■ **Written request**
Find and return each line containing "JSON".

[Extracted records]
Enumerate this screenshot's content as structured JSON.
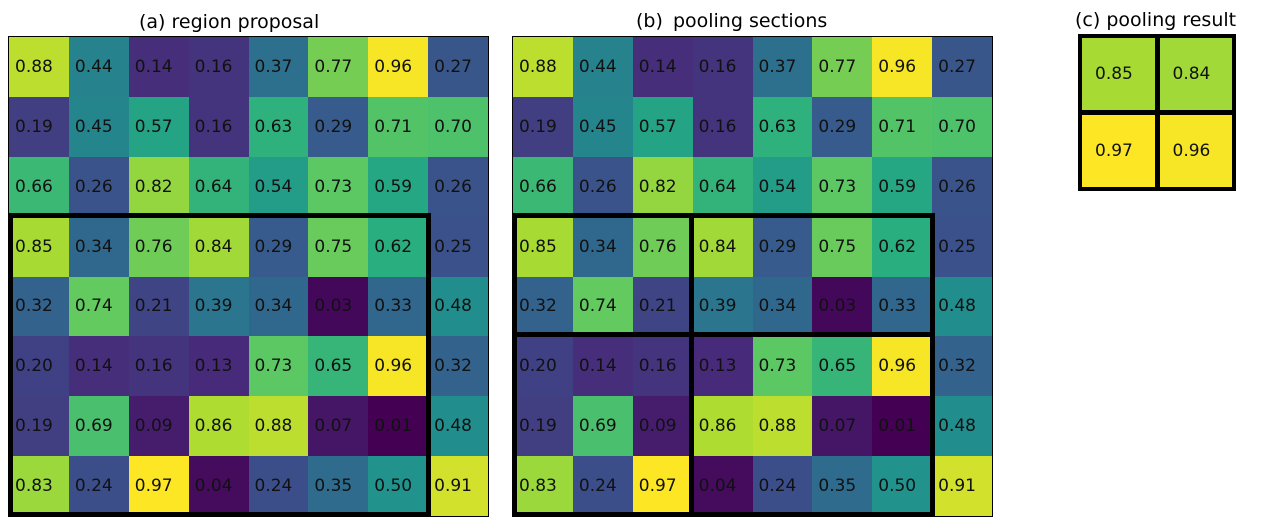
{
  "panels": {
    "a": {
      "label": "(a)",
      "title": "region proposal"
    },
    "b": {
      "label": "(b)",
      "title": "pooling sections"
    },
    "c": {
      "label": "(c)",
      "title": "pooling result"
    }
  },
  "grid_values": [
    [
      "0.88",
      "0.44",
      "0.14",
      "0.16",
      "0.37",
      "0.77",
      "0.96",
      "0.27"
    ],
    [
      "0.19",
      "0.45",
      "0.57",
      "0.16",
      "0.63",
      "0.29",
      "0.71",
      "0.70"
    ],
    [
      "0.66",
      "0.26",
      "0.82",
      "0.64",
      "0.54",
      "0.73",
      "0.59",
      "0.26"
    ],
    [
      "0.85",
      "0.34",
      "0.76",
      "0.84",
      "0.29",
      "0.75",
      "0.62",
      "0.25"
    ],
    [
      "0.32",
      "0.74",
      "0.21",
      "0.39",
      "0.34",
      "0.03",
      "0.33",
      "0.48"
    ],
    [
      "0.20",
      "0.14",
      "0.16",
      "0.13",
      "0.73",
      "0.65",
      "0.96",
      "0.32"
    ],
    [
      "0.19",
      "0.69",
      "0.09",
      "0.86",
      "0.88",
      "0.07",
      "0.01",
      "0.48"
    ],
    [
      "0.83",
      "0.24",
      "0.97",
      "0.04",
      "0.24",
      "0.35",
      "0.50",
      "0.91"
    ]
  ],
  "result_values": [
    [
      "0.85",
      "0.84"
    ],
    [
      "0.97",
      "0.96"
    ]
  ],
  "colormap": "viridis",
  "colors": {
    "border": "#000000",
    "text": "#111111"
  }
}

---

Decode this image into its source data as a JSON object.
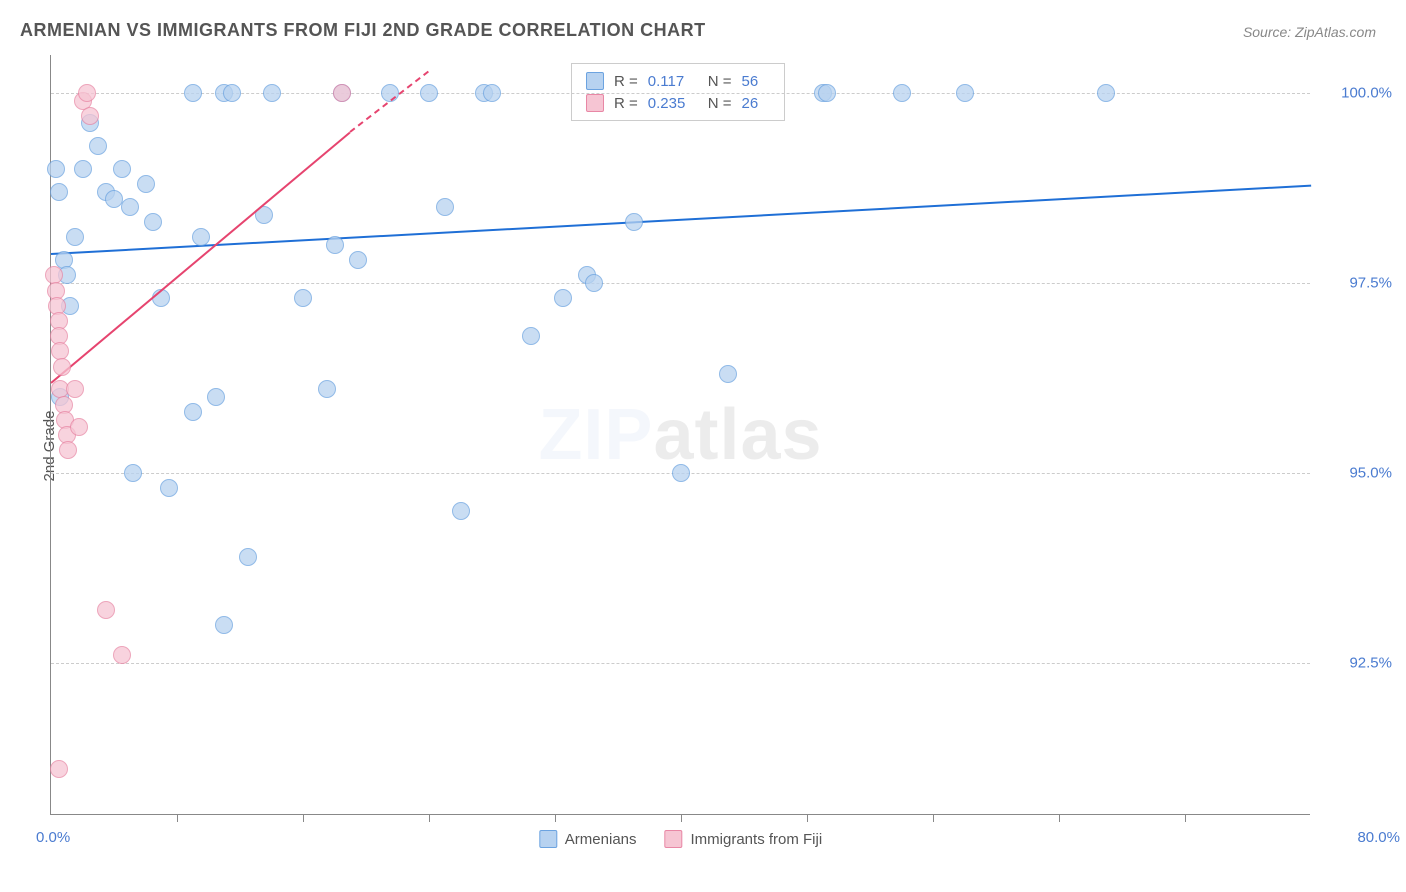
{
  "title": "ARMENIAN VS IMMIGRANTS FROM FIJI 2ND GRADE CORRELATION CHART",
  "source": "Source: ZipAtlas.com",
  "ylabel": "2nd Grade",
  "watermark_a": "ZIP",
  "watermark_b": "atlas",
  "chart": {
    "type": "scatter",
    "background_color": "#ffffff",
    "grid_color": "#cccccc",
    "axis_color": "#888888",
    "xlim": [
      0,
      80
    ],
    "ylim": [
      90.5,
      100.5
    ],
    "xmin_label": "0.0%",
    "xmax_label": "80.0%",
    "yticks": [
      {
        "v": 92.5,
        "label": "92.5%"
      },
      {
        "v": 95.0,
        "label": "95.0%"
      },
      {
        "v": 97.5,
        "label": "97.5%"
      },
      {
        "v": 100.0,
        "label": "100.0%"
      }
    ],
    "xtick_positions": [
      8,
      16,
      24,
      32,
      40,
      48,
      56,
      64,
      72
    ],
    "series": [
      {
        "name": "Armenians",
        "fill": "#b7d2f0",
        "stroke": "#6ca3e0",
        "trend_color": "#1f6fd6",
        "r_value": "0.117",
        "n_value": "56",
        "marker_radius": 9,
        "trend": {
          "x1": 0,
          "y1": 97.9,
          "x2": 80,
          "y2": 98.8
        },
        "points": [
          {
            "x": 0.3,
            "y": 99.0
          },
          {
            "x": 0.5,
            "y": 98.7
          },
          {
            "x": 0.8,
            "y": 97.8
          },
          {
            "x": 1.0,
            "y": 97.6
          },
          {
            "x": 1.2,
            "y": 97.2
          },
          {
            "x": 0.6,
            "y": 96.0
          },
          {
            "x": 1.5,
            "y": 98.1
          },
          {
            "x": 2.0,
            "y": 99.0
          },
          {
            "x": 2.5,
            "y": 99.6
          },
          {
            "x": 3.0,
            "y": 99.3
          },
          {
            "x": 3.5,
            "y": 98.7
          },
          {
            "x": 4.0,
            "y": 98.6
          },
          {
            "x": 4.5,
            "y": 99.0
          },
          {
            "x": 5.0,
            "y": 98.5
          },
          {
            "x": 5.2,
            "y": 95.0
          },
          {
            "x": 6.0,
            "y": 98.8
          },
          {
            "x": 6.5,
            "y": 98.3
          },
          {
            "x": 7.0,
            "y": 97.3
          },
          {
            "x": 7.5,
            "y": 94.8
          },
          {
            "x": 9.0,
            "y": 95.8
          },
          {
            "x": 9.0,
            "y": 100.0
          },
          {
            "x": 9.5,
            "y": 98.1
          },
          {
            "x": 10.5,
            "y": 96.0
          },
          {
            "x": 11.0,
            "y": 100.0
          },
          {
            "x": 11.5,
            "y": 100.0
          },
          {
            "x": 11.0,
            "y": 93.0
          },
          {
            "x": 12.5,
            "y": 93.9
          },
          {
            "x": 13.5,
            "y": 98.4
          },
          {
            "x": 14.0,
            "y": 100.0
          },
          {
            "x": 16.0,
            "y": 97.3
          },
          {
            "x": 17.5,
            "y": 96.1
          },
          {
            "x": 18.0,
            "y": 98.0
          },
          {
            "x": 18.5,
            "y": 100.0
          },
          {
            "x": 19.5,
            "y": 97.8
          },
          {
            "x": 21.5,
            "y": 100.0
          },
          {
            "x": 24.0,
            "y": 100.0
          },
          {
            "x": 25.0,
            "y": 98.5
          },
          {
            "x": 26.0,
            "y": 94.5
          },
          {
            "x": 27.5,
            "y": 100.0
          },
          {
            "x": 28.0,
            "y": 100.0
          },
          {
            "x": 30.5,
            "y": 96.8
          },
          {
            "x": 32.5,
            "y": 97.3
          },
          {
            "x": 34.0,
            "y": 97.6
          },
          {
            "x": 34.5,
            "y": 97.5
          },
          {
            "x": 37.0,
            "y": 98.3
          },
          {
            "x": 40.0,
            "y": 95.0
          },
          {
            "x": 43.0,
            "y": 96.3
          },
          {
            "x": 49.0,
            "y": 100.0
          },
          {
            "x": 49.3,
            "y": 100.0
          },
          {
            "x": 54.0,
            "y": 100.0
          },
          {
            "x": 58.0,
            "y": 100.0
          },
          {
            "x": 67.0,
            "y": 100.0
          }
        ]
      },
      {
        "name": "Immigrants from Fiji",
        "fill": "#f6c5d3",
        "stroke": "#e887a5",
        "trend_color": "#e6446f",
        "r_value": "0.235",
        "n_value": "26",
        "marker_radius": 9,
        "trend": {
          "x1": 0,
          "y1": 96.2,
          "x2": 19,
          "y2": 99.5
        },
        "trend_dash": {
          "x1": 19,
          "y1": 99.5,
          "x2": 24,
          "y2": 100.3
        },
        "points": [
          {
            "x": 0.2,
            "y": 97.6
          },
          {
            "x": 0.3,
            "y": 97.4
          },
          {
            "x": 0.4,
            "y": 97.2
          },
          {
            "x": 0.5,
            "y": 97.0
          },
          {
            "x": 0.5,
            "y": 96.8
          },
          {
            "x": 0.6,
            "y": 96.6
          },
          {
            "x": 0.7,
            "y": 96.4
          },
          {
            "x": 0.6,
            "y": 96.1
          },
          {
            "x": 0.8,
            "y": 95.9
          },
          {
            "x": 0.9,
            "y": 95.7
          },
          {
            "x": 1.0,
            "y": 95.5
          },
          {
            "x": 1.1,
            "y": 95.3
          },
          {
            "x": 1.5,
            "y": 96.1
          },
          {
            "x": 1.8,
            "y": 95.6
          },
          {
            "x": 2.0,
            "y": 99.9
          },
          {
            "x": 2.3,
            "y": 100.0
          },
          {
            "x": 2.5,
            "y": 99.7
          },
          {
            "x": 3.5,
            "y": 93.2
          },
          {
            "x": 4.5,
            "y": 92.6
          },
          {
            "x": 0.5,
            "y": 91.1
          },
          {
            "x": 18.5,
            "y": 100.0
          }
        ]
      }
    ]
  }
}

■ **Solution**
Enumerate this screenshot's content as structured JSON.
Decode this image into its source data as a JSON object.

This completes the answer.